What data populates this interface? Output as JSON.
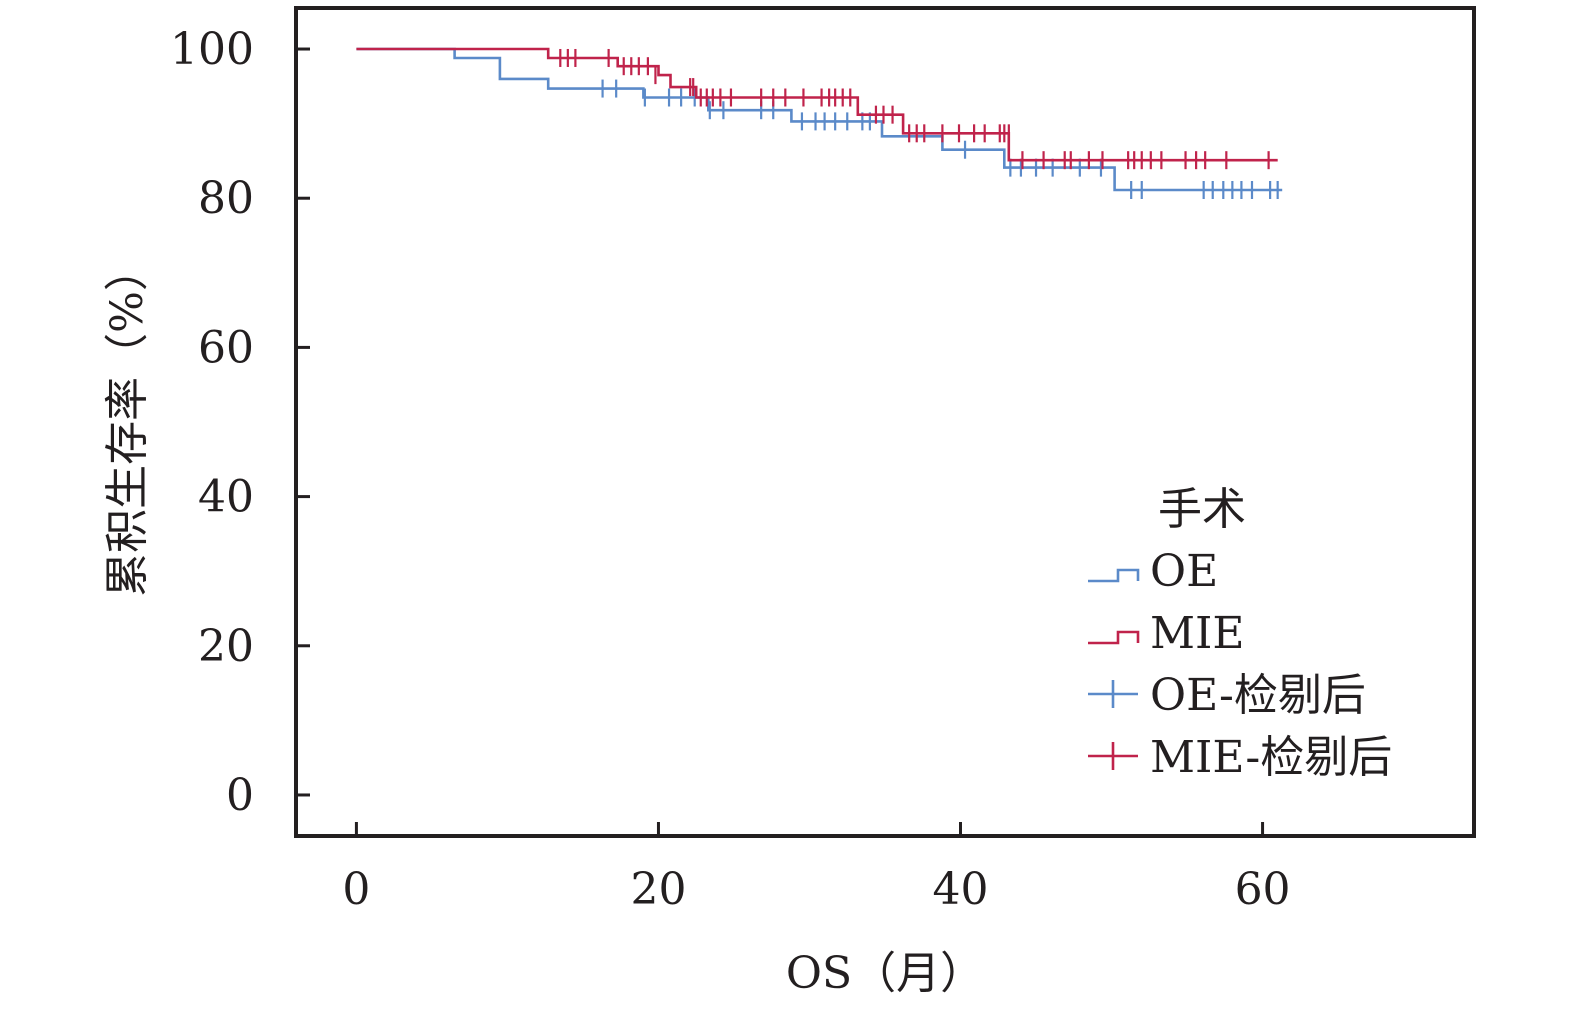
{
  "chart_data": {
    "type": "line",
    "subtype": "kaplan-meier step",
    "title": "",
    "xlabel": "OS（月）",
    "ylabel": "累积生存率（%）",
    "xlim": [
      -4,
      74
    ],
    "ylim": [
      -5.5,
      105.5
    ],
    "xticks": [
      0,
      20,
      40,
      60
    ],
    "yticks": [
      0,
      20,
      40,
      60,
      80,
      100
    ],
    "xtick_labels": [
      "0",
      "20",
      "40",
      "60"
    ],
    "ytick_labels": [
      "0",
      "20",
      "40",
      "60",
      "80",
      "100"
    ],
    "grid": false,
    "legend_position": "bottom-right",
    "legend_title": "手术",
    "legend_entries": [
      {
        "label": "OE",
        "kind": "step",
        "color": "#5b8ac9"
      },
      {
        "label": "MIE",
        "kind": "step",
        "color": "#c0234b"
      },
      {
        "label": "OE-检剔后",
        "kind": "censor",
        "color": "#5b8ac9"
      },
      {
        "label": "MIE-检剔后",
        "kind": "censor",
        "color": "#c0234b"
      }
    ],
    "series": [
      {
        "name": "OE",
        "color": "#5b8ac9",
        "steps": [
          [
            0,
            100
          ],
          [
            6.5,
            98.8
          ],
          [
            9.5,
            96
          ],
          [
            12.7,
            94.7
          ],
          [
            19,
            93.5
          ],
          [
            23.3,
            91.8
          ],
          [
            28.8,
            90.3
          ],
          [
            34.8,
            88.3
          ],
          [
            38.8,
            86.5
          ],
          [
            42.9,
            84.1
          ],
          [
            50.2,
            81.1
          ],
          [
            61.3,
            81.1
          ]
        ],
        "censored": [
          [
            16.3,
            94.7
          ],
          [
            17.2,
            94.7
          ],
          [
            19.1,
            93.5
          ],
          [
            20.7,
            93.5
          ],
          [
            21.5,
            93.5
          ],
          [
            22.4,
            93.5
          ],
          [
            23.4,
            91.8
          ],
          [
            24.3,
            91.8
          ],
          [
            26.8,
            91.8
          ],
          [
            27.6,
            91.8
          ],
          [
            29.5,
            90.3
          ],
          [
            30.4,
            90.3
          ],
          [
            31,
            90.3
          ],
          [
            31.7,
            90.3
          ],
          [
            32.5,
            90.3
          ],
          [
            33.5,
            90.3
          ],
          [
            34,
            90.3
          ],
          [
            40.3,
            86.5
          ],
          [
            43.3,
            84.1
          ],
          [
            44,
            84.1
          ],
          [
            45,
            84.1
          ],
          [
            46.1,
            84.1
          ],
          [
            47.9,
            84.1
          ],
          [
            49.3,
            84.1
          ],
          [
            51.3,
            81.1
          ],
          [
            52,
            81.1
          ],
          [
            56.1,
            81.1
          ],
          [
            56.7,
            81.1
          ],
          [
            57.4,
            81.1
          ],
          [
            58,
            81.1
          ],
          [
            58.6,
            81.1
          ],
          [
            59.3,
            81.1
          ],
          [
            60.5,
            81.1
          ],
          [
            61,
            81.1
          ]
        ]
      },
      {
        "name": "MIE",
        "color": "#c0234b",
        "steps": [
          [
            0,
            100
          ],
          [
            12.7,
            98.8
          ],
          [
            17.3,
            97.7
          ],
          [
            20,
            96.5
          ],
          [
            20.8,
            94.9
          ],
          [
            22.5,
            93.5
          ],
          [
            33.2,
            91.2
          ],
          [
            36.2,
            88.7
          ],
          [
            43.2,
            85.1
          ],
          [
            61,
            85.1
          ]
        ],
        "censored": [
          [
            13.5,
            98.8
          ],
          [
            14,
            98.8
          ],
          [
            14.5,
            98.8
          ],
          [
            16.7,
            98.8
          ],
          [
            17.7,
            97.7
          ],
          [
            18.2,
            97.7
          ],
          [
            18.7,
            97.7
          ],
          [
            19.3,
            97.7
          ],
          [
            19.8,
            96.5
          ],
          [
            22.1,
            94.9
          ],
          [
            22.3,
            94.9
          ],
          [
            22.8,
            93.5
          ],
          [
            23.2,
            93.5
          ],
          [
            23.6,
            93.5
          ],
          [
            24.1,
            93.5
          ],
          [
            24.8,
            93.5
          ],
          [
            26.8,
            93.5
          ],
          [
            27.6,
            93.5
          ],
          [
            28.4,
            93.5
          ],
          [
            29.6,
            93.5
          ],
          [
            30.8,
            93.5
          ],
          [
            31.3,
            93.5
          ],
          [
            31.7,
            93.5
          ],
          [
            32.2,
            93.5
          ],
          [
            32.7,
            93.5
          ],
          [
            34.4,
            91.2
          ],
          [
            34.9,
            91.2
          ],
          [
            35.5,
            91.2
          ],
          [
            36.6,
            88.7
          ],
          [
            37.1,
            88.7
          ],
          [
            37.6,
            88.7
          ],
          [
            38.8,
            88.7
          ],
          [
            39.9,
            88.7
          ],
          [
            40.9,
            88.7
          ],
          [
            41.6,
            88.7
          ],
          [
            42.6,
            88.7
          ],
          [
            42.9,
            88.7
          ],
          [
            43.2,
            88.7
          ],
          [
            44.1,
            85.1
          ],
          [
            45.5,
            85.1
          ],
          [
            46.9,
            85.1
          ],
          [
            47.3,
            85.1
          ],
          [
            48.5,
            85.1
          ],
          [
            49.4,
            85.1
          ],
          [
            51.1,
            85.1
          ],
          [
            51.5,
            85.1
          ],
          [
            52,
            85.1
          ],
          [
            52.6,
            85.1
          ],
          [
            53.3,
            85.1
          ],
          [
            54.9,
            85.1
          ],
          [
            55.6,
            85.1
          ],
          [
            56.2,
            85.1
          ],
          [
            57.6,
            85.1
          ],
          [
            60.4,
            85.1
          ]
        ]
      }
    ]
  }
}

※ ※ ※

* TASK DESCRIPTION:
The entries above should be reproduced exactly, without their pictures.

* TASK RESULT:
What data populates this interface? Output as JSON.
{
  "chart_data": {
    "type": "line",
    "subtype": "kaplan-meier step",
    "title": "",
    "xlabel": "OS（月）",
    "ylabel": "累积生存率（%）",
    "xlim": [
      -4,
      74
    ],
    "ylim": [
      -5.5,
      105.5
    ],
    "xticks": [
      0,
      20,
      40,
      60
    ],
    "yticks": [
      0,
      20,
      40,
      60,
      80,
      100
    ],
    "xtick_labels": [
      "0",
      "20",
      "40",
      "60"
    ],
    "ytick_labels": [
      "0",
      "20",
      "40",
      "60",
      "80",
      "100"
    ],
    "grid": false,
    "legend_position": "bottom-right",
    "legend_title": "手术",
    "legend_entries": [
      {
        "label": "OE",
        "kind": "step",
        "color": "#5b8ac9"
      },
      {
        "label": "MIE",
        "kind": "step",
        "color": "#c0234b"
      },
      {
        "label": "OE-检剔后",
        "kind": "censor",
        "color": "#5b8ac9"
      },
      {
        "label": "MIE-检剔后",
        "kind": "censor",
        "color": "#c0234b"
      }
    ],
    "series": [
      {
        "name": "OE",
        "color": "#5b8ac9",
        "steps": [
          [
            0,
            100
          ],
          [
            6.5,
            98.8
          ],
          [
            9.5,
            96
          ],
          [
            12.7,
            94.7
          ],
          [
            19,
            93.5
          ],
          [
            23.3,
            91.8
          ],
          [
            28.8,
            90.3
          ],
          [
            34.8,
            88.3
          ],
          [
            38.8,
            86.5
          ],
          [
            42.9,
            84.1
          ],
          [
            50.2,
            81.1
          ],
          [
            61.3,
            81.1
          ]
        ],
        "censored": [
          [
            16.3,
            94.7
          ],
          [
            17.2,
            94.7
          ],
          [
            19.1,
            93.5
          ],
          [
            20.7,
            93.5
          ],
          [
            21.5,
            93.5
          ],
          [
            22.4,
            93.5
          ],
          [
            23.4,
            91.8
          ],
          [
            24.3,
            91.8
          ],
          [
            26.8,
            91.8
          ],
          [
            27.6,
            91.8
          ],
          [
            29.5,
            90.3
          ],
          [
            30.4,
            90.3
          ],
          [
            31,
            90.3
          ],
          [
            31.7,
            90.3
          ],
          [
            32.5,
            90.3
          ],
          [
            33.5,
            90.3
          ],
          [
            34,
            90.3
          ],
          [
            40.3,
            86.5
          ],
          [
            43.3,
            84.1
          ],
          [
            44,
            84.1
          ],
          [
            45,
            84.1
          ],
          [
            46.1,
            84.1
          ],
          [
            47.9,
            84.1
          ],
          [
            49.3,
            84.1
          ],
          [
            51.3,
            81.1
          ],
          [
            52,
            81.1
          ],
          [
            56.1,
            81.1
          ],
          [
            56.7,
            81.1
          ],
          [
            57.4,
            81.1
          ],
          [
            58,
            81.1
          ],
          [
            58.6,
            81.1
          ],
          [
            59.3,
            81.1
          ],
          [
            60.5,
            81.1
          ],
          [
            61,
            81.1
          ]
        ]
      },
      {
        "name": "MIE",
        "color": "#c0234b",
        "steps": [
          [
            0,
            100
          ],
          [
            12.7,
            98.8
          ],
          [
            17.3,
            97.7
          ],
          [
            20,
            96.5
          ],
          [
            20.8,
            94.9
          ],
          [
            22.5,
            93.5
          ],
          [
            33.2,
            91.2
          ],
          [
            36.2,
            88.7
          ],
          [
            43.2,
            85.1
          ],
          [
            61,
            85.1
          ]
        ],
        "censored": [
          [
            13.5,
            98.8
          ],
          [
            14,
            98.8
          ],
          [
            14.5,
            98.8
          ],
          [
            16.7,
            98.8
          ],
          [
            17.7,
            97.7
          ],
          [
            18.2,
            97.7
          ],
          [
            18.7,
            97.7
          ],
          [
            19.3,
            97.7
          ],
          [
            19.8,
            96.5
          ],
          [
            22.1,
            94.9
          ],
          [
            22.3,
            94.9
          ],
          [
            22.8,
            93.5
          ],
          [
            23.2,
            93.5
          ],
          [
            23.6,
            93.5
          ],
          [
            24.1,
            93.5
          ],
          [
            24.8,
            93.5
          ],
          [
            26.8,
            93.5
          ],
          [
            27.6,
            93.5
          ],
          [
            28.4,
            93.5
          ],
          [
            29.6,
            93.5
          ],
          [
            30.8,
            93.5
          ],
          [
            31.3,
            93.5
          ],
          [
            31.7,
            93.5
          ],
          [
            32.2,
            93.5
          ],
          [
            32.7,
            93.5
          ],
          [
            34.4,
            91.2
          ],
          [
            34.9,
            91.2
          ],
          [
            35.5,
            91.2
          ],
          [
            36.6,
            88.7
          ],
          [
            37.1,
            88.7
          ],
          [
            37.6,
            88.7
          ],
          [
            38.8,
            88.7
          ],
          [
            39.9,
            88.7
          ],
          [
            40.9,
            88.7
          ],
          [
            41.6,
            88.7
          ],
          [
            42.6,
            88.7
          ],
          [
            42.9,
            88.7
          ],
          [
            43.2,
            88.7
          ],
          [
            44.1,
            85.1
          ],
          [
            45.5,
            85.1
          ],
          [
            46.9,
            85.1
          ],
          [
            47.3,
            85.1
          ],
          [
            48.5,
            85.1
          ],
          [
            49.4,
            85.1
          ],
          [
            51.1,
            85.1
          ],
          [
            51.5,
            85.1
          ],
          [
            52,
            85.1
          ],
          [
            52.6,
            85.1
          ],
          [
            53.3,
            85.1
          ],
          [
            54.9,
            85.1
          ],
          [
            55.6,
            85.1
          ],
          [
            56.2,
            85.1
          ],
          [
            57.6,
            85.1
          ],
          [
            60.4,
            85.1
          ]
        ]
      }
    ]
  }
}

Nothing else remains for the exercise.